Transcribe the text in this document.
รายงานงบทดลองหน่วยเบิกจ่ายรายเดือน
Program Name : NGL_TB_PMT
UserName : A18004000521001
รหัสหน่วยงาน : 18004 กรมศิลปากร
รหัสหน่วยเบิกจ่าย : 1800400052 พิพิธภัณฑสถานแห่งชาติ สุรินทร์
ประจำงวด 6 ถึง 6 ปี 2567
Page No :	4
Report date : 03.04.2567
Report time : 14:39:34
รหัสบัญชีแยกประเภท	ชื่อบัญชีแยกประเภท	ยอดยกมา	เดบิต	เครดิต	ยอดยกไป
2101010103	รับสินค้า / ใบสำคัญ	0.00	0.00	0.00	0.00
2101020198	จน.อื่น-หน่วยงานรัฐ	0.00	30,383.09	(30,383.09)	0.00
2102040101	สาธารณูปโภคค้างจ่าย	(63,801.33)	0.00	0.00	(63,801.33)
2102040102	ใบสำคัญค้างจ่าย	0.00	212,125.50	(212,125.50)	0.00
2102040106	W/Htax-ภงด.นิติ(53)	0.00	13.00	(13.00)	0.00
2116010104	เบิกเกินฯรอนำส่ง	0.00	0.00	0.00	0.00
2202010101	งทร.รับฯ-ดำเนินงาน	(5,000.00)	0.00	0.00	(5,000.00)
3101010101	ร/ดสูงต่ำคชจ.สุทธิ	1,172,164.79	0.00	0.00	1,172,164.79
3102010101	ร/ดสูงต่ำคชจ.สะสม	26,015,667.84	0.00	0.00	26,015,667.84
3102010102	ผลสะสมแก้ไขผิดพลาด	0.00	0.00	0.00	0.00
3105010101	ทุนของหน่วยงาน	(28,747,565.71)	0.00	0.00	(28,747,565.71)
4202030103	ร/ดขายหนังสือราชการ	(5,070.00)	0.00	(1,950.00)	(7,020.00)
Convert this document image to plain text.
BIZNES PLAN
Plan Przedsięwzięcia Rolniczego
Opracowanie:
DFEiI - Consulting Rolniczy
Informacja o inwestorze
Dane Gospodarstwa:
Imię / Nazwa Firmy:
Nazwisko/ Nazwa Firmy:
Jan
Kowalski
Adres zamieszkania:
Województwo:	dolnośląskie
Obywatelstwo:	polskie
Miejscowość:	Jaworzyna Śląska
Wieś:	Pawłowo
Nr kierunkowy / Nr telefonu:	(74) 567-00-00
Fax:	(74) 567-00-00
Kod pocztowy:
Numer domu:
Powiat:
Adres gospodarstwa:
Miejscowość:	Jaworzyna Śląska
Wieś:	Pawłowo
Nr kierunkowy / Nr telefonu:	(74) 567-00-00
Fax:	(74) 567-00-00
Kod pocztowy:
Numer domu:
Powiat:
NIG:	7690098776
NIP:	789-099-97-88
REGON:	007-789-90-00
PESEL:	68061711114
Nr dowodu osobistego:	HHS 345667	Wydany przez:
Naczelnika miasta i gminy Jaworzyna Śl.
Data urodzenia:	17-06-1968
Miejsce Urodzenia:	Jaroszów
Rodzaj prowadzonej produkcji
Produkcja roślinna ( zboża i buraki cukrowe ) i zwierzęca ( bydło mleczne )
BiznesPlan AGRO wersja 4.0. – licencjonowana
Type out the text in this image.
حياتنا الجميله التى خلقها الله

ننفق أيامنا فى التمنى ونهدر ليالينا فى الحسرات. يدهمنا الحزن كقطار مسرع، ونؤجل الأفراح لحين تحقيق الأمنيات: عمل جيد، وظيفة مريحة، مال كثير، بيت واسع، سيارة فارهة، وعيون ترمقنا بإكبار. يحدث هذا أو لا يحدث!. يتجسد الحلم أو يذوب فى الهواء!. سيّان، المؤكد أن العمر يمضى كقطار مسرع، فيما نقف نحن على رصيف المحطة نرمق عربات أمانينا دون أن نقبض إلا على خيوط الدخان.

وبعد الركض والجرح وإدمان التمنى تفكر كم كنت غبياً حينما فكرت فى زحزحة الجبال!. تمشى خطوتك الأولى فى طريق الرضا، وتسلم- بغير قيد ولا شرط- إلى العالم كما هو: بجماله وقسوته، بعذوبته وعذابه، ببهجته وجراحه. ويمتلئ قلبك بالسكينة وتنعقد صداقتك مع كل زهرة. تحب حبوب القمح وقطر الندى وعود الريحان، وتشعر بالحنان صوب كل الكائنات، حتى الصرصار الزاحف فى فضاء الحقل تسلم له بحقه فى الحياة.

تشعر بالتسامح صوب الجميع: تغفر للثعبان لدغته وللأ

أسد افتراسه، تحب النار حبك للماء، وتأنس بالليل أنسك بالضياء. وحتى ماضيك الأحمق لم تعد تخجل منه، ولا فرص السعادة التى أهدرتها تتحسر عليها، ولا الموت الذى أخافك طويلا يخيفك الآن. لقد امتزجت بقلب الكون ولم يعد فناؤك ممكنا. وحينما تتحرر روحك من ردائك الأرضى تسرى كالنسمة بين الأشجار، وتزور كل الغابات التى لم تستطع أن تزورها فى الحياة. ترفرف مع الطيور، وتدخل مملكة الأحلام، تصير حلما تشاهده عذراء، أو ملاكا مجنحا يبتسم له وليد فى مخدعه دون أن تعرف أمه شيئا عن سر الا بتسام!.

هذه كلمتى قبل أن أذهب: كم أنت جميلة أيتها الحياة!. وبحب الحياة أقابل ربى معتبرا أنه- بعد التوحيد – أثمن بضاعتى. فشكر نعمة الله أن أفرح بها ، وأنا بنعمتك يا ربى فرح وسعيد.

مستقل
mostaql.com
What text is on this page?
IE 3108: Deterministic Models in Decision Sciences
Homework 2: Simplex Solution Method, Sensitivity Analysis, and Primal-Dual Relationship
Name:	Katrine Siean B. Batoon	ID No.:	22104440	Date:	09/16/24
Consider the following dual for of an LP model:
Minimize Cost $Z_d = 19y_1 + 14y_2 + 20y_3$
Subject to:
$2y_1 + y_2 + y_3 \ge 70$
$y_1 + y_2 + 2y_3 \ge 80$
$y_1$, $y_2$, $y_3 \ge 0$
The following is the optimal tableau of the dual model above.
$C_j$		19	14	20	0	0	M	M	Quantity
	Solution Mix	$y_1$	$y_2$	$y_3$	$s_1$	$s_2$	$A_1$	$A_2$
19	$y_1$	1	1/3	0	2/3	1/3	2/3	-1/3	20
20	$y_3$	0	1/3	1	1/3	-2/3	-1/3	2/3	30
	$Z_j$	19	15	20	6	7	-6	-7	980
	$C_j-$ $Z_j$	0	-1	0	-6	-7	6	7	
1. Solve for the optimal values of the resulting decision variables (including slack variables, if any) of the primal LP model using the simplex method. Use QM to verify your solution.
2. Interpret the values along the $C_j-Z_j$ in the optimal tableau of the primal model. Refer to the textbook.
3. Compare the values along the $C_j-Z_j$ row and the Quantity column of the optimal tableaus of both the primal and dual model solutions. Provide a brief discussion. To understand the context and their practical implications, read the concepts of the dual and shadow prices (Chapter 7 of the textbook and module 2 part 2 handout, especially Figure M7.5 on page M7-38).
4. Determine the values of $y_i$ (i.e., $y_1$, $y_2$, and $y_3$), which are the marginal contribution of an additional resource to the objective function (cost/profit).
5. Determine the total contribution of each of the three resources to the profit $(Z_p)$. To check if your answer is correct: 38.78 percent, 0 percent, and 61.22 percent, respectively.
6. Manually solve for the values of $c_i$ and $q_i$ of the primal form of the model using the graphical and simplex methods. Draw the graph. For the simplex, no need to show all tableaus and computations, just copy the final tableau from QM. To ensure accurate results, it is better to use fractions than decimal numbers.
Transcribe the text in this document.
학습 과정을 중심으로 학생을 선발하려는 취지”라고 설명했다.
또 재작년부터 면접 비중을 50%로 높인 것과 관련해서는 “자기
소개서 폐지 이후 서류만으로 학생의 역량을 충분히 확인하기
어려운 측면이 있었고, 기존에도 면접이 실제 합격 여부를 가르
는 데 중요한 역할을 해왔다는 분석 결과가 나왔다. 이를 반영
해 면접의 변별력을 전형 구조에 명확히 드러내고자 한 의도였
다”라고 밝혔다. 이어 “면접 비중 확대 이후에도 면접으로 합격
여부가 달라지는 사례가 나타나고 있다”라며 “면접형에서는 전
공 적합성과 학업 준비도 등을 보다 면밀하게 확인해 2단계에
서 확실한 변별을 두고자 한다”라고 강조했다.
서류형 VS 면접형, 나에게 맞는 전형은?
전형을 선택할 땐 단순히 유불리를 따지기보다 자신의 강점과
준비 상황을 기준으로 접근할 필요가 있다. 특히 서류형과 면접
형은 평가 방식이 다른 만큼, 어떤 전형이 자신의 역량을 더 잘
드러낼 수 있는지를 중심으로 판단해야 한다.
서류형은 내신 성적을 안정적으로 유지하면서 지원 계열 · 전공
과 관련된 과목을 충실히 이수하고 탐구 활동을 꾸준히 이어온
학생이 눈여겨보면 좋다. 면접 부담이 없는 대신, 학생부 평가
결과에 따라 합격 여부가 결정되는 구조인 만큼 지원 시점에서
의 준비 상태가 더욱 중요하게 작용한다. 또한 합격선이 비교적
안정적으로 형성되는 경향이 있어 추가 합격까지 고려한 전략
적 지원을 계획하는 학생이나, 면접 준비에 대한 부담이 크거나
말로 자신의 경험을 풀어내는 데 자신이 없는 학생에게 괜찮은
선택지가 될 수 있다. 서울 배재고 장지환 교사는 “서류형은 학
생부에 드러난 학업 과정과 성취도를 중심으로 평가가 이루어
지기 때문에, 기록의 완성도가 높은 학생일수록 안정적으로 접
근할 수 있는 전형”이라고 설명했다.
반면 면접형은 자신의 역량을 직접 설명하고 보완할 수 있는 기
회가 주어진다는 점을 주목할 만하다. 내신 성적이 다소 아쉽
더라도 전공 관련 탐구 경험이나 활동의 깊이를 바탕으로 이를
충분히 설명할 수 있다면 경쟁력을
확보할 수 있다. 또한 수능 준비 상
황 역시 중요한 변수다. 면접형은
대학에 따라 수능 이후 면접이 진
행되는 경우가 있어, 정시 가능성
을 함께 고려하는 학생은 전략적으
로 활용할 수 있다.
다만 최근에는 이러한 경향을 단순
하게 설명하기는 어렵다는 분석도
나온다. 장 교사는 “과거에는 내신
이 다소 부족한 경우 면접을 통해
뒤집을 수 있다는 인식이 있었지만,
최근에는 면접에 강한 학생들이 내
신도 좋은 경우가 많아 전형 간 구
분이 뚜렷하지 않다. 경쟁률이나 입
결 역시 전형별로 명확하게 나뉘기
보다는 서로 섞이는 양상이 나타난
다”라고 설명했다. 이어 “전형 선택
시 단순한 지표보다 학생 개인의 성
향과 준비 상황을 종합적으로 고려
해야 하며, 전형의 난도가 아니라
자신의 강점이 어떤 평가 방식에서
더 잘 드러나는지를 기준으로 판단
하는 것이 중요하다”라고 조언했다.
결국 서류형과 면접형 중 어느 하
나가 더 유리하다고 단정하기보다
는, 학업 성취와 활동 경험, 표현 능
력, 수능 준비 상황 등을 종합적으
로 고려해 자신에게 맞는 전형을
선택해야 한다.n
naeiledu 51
_ _ _ _ _ _ _
> [SET TASK] Tally the lines of the records holding the word "วยเบ", then give only the resulting number.

> [THE REPLY] 2